Stated task: Write out all lines holding the word "rios".

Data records
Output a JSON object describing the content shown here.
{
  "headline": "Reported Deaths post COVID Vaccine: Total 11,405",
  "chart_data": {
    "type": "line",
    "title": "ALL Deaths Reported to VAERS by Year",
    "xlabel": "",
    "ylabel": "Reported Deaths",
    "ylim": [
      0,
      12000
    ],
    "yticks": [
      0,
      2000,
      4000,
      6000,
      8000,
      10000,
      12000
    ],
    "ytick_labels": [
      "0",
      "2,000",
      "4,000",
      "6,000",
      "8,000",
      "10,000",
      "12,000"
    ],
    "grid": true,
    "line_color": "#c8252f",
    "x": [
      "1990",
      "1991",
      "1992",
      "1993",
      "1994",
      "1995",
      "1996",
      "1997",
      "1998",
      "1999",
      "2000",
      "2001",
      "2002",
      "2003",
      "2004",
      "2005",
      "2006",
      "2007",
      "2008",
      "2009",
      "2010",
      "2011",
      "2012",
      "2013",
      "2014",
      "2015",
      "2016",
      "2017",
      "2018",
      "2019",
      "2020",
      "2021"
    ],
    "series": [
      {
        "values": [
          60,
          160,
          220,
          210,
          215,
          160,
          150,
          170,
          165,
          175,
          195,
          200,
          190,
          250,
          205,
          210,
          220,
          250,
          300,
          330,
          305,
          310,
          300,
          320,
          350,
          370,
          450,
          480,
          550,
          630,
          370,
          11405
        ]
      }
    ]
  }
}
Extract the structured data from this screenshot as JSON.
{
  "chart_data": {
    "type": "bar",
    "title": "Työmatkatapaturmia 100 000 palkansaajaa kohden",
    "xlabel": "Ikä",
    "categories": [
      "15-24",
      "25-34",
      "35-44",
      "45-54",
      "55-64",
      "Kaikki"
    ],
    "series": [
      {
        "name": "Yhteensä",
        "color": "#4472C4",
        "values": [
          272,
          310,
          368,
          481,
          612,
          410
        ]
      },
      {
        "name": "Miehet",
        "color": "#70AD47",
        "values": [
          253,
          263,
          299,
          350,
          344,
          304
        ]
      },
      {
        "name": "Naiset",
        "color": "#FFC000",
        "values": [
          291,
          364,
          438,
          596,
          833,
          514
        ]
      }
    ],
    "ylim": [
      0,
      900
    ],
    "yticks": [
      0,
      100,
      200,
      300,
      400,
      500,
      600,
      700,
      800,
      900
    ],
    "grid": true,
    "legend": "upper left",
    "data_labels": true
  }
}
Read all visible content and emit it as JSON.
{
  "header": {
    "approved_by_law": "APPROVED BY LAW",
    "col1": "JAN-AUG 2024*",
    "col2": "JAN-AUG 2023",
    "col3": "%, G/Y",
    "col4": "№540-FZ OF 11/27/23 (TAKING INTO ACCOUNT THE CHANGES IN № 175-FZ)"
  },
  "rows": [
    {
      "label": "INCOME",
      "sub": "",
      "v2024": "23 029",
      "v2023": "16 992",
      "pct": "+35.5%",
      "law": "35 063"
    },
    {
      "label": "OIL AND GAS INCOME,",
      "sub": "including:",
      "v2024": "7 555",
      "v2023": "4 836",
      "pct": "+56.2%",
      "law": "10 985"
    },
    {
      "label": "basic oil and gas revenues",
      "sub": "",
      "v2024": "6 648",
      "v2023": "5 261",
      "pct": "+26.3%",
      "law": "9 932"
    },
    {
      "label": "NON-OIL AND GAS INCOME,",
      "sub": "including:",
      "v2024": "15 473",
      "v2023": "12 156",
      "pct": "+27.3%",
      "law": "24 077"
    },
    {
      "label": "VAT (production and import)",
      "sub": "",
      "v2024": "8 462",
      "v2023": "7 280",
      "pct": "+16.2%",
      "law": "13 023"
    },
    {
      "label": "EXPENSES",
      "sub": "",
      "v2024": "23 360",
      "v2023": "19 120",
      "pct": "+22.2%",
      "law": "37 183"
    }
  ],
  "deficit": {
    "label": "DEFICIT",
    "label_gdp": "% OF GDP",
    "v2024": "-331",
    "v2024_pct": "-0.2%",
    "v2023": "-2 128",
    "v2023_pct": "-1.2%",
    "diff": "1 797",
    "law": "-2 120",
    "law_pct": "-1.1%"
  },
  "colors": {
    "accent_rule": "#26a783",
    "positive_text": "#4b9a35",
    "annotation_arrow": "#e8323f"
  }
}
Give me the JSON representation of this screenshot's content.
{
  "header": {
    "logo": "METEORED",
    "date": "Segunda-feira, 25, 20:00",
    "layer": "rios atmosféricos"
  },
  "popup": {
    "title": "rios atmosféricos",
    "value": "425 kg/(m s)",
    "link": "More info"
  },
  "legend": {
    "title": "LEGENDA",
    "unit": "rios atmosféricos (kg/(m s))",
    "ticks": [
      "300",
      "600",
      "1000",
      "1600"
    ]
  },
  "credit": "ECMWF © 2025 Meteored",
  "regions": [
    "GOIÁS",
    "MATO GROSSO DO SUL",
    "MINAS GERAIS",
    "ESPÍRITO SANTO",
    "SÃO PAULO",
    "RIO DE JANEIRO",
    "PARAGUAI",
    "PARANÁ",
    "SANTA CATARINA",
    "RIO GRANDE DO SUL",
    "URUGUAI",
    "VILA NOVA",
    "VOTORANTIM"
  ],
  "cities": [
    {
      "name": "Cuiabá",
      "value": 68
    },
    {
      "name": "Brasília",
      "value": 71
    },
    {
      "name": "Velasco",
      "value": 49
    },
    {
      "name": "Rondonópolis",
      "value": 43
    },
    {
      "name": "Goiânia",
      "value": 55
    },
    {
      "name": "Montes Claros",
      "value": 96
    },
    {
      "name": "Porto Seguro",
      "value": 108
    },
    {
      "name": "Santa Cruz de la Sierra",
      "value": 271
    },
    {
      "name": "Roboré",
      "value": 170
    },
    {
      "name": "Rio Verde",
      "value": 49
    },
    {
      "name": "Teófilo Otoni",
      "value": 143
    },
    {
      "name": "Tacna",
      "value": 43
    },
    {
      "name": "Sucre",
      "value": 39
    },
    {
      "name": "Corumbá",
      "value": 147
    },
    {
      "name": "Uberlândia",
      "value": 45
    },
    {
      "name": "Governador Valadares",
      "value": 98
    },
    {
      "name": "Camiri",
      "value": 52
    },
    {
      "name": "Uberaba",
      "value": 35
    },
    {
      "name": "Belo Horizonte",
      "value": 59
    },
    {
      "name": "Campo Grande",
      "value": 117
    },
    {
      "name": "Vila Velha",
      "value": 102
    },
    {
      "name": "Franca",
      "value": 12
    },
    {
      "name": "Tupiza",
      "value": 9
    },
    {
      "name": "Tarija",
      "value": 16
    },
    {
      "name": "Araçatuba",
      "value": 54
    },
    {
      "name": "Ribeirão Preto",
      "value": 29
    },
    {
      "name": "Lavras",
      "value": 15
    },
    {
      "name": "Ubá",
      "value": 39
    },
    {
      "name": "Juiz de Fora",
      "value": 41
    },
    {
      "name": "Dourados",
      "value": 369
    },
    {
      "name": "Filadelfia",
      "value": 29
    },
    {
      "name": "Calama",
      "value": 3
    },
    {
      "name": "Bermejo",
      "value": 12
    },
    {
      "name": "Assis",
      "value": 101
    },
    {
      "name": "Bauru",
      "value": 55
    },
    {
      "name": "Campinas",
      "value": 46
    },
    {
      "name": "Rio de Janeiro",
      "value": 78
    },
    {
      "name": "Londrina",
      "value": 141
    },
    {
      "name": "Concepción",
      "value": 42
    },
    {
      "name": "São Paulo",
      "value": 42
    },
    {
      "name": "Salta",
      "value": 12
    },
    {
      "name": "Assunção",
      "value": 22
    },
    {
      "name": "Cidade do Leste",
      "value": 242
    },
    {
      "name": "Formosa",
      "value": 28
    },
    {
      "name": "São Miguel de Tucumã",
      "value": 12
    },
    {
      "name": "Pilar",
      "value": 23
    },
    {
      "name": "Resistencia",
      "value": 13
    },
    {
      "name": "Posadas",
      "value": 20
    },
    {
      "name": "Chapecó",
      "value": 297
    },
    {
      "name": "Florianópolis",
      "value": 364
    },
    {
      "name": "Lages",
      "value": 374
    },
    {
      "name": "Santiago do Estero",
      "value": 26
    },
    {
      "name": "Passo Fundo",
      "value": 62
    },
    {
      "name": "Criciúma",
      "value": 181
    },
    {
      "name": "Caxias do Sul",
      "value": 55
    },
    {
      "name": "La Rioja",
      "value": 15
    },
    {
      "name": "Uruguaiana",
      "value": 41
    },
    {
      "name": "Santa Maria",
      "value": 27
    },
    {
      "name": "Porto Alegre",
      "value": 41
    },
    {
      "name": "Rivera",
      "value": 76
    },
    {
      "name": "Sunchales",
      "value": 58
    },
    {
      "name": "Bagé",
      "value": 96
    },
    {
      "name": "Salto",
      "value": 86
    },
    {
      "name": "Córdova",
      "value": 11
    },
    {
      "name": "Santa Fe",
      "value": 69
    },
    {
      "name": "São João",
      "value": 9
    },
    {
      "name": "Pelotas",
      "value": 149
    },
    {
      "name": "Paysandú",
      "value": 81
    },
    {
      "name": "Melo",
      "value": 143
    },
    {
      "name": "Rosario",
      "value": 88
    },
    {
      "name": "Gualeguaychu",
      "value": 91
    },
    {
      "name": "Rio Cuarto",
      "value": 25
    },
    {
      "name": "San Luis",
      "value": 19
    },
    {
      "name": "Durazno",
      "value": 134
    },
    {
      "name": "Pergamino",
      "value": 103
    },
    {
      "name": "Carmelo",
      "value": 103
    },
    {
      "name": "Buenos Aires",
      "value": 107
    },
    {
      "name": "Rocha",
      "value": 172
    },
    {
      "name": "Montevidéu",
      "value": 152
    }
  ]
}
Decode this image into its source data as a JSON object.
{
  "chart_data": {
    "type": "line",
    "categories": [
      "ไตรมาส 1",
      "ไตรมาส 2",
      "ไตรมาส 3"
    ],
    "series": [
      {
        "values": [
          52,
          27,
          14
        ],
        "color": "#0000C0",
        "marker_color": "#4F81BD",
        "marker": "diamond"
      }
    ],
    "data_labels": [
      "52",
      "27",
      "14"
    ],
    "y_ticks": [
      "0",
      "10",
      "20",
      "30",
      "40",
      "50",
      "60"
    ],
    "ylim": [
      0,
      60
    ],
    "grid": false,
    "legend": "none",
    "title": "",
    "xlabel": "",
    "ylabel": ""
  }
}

Solved exercise:
    "layer": "rios atmosféricos"
    "title": "rios atmosféricos",
    "unit": "rios atmosféricos (kg/(m s))",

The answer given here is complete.